Pull every line of the entries that has the word "label".

** Start of Task material **

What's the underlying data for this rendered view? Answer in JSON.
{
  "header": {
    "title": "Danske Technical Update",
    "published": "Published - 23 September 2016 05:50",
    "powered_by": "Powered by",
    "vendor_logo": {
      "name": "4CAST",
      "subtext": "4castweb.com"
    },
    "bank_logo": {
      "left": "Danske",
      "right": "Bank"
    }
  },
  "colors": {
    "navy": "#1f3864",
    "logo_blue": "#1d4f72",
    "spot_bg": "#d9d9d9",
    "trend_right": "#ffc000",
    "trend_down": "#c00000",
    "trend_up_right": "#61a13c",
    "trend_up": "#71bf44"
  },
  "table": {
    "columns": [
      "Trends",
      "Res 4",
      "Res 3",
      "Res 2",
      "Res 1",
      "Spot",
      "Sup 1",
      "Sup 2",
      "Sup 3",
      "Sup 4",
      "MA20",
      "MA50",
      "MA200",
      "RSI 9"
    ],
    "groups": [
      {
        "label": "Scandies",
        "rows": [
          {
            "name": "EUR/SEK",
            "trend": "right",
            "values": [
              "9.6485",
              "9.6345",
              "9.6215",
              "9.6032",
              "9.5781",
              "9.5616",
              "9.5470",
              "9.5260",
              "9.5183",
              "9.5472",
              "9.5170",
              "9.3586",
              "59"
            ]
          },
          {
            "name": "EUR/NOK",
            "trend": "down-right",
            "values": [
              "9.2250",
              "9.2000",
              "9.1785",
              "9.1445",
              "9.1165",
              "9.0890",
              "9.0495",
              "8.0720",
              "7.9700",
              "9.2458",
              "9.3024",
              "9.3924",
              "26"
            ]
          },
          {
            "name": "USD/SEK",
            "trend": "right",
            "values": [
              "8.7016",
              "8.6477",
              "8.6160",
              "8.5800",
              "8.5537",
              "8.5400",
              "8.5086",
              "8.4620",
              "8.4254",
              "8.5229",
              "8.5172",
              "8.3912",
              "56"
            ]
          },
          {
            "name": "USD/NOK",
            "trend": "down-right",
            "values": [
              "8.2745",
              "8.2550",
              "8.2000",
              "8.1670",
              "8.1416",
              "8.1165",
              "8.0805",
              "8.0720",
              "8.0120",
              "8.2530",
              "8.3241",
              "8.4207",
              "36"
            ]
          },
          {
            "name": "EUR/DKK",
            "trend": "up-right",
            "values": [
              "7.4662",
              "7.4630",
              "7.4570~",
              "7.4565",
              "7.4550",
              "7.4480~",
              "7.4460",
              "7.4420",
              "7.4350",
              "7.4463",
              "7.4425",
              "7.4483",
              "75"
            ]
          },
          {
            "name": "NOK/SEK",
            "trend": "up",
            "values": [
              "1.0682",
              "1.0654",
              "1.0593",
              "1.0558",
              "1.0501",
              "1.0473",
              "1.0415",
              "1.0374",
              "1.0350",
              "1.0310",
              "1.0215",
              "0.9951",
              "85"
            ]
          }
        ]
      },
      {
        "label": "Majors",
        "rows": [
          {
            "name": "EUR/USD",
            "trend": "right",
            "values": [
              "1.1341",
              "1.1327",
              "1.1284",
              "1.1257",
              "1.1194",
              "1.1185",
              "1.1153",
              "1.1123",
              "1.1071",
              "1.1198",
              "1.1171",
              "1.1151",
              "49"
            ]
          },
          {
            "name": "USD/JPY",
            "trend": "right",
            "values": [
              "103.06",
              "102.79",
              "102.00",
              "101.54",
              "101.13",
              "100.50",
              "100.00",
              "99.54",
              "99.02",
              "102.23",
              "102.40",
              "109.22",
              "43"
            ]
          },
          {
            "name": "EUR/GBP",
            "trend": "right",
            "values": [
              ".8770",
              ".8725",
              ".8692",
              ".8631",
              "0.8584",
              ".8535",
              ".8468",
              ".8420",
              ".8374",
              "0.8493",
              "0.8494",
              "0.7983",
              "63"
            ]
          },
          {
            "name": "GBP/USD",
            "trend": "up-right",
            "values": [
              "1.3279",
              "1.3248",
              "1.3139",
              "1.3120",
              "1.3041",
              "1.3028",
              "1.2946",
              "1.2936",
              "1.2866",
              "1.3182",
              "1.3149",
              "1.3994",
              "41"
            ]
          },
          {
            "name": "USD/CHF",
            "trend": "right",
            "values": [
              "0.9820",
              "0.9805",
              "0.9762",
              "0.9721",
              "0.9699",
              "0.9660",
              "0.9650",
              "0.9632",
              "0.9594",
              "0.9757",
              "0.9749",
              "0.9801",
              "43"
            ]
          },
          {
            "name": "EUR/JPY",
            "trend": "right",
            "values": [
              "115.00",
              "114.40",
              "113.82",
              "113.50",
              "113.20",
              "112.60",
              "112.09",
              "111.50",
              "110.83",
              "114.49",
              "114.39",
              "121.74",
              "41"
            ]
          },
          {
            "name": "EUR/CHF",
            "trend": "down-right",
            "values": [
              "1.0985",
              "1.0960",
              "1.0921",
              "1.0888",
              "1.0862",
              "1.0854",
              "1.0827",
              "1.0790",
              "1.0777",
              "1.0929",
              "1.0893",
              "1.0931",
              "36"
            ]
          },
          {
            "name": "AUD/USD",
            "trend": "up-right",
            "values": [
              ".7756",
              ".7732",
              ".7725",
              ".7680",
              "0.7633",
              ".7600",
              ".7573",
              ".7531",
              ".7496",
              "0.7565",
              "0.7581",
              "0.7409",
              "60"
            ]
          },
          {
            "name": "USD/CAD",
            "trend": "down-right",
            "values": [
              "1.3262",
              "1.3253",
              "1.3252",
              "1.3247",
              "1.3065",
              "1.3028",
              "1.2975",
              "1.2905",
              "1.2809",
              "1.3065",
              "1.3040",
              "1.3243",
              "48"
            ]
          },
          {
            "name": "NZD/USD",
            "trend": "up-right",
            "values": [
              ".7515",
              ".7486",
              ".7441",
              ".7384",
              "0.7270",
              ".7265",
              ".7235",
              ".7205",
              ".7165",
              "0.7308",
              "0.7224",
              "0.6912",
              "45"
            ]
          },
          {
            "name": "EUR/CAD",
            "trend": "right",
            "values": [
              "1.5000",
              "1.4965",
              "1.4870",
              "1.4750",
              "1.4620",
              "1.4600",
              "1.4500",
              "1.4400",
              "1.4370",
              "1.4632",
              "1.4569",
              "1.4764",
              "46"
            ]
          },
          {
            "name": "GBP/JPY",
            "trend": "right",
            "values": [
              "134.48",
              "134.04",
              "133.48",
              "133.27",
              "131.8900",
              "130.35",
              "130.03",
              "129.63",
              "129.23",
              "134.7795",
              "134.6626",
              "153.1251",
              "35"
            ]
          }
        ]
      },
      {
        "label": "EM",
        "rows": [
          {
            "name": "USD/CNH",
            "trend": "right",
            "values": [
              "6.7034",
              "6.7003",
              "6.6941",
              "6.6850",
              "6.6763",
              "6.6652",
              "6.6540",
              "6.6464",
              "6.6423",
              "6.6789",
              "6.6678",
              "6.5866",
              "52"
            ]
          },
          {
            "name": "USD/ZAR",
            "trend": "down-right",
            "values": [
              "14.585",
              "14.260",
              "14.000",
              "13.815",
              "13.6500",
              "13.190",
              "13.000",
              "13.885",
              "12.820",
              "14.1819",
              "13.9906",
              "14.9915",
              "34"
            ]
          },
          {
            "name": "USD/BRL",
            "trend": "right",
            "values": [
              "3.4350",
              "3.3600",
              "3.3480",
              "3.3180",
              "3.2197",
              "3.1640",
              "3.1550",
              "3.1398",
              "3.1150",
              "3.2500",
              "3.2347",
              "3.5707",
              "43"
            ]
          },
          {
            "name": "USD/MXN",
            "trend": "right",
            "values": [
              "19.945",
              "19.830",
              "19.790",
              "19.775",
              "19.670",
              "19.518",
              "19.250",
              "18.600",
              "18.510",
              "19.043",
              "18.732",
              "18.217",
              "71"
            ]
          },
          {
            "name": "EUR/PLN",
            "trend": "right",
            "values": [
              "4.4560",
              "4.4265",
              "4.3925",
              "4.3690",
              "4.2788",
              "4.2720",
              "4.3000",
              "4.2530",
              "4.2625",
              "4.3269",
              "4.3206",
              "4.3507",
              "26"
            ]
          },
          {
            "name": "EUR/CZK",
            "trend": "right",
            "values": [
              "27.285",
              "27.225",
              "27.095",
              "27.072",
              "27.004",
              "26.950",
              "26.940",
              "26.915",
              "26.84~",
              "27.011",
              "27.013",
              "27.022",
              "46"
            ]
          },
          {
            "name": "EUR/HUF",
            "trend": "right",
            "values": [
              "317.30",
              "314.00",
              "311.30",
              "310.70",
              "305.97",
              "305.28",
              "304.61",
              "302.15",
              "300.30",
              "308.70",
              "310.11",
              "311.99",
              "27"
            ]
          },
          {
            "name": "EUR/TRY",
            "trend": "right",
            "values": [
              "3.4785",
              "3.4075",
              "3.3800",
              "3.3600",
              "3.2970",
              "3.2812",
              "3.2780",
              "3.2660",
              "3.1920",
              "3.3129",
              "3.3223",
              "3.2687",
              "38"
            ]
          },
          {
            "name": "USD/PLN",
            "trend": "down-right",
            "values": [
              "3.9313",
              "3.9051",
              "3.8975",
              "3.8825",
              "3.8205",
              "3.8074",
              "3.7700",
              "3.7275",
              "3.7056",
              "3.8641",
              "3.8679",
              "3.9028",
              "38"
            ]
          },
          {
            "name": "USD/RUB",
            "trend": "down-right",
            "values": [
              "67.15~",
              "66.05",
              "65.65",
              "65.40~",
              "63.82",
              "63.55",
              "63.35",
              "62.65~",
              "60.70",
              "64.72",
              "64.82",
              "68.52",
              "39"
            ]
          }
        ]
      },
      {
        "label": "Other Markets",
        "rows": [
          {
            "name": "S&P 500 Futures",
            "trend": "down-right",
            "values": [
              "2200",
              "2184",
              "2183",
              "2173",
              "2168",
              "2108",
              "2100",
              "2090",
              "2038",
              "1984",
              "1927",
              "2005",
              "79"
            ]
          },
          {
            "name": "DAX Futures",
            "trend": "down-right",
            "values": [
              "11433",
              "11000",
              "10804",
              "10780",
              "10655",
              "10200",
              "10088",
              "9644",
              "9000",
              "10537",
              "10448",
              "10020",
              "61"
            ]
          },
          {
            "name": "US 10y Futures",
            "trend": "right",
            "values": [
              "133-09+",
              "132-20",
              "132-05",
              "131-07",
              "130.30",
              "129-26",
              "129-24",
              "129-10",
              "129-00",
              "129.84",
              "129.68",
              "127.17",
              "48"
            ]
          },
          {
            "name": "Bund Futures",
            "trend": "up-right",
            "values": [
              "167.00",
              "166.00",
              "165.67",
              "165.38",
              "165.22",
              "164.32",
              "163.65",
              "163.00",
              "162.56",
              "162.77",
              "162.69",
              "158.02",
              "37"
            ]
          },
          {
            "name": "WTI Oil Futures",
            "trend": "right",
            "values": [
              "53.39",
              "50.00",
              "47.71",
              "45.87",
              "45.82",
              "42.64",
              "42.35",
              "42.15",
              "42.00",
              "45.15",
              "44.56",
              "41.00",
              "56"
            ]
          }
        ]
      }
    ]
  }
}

** End of Task material **

Exercise solution
        "label": "Scandies",
        "label": "Majors",
        "label": "EM",
        "label": "Other Markets",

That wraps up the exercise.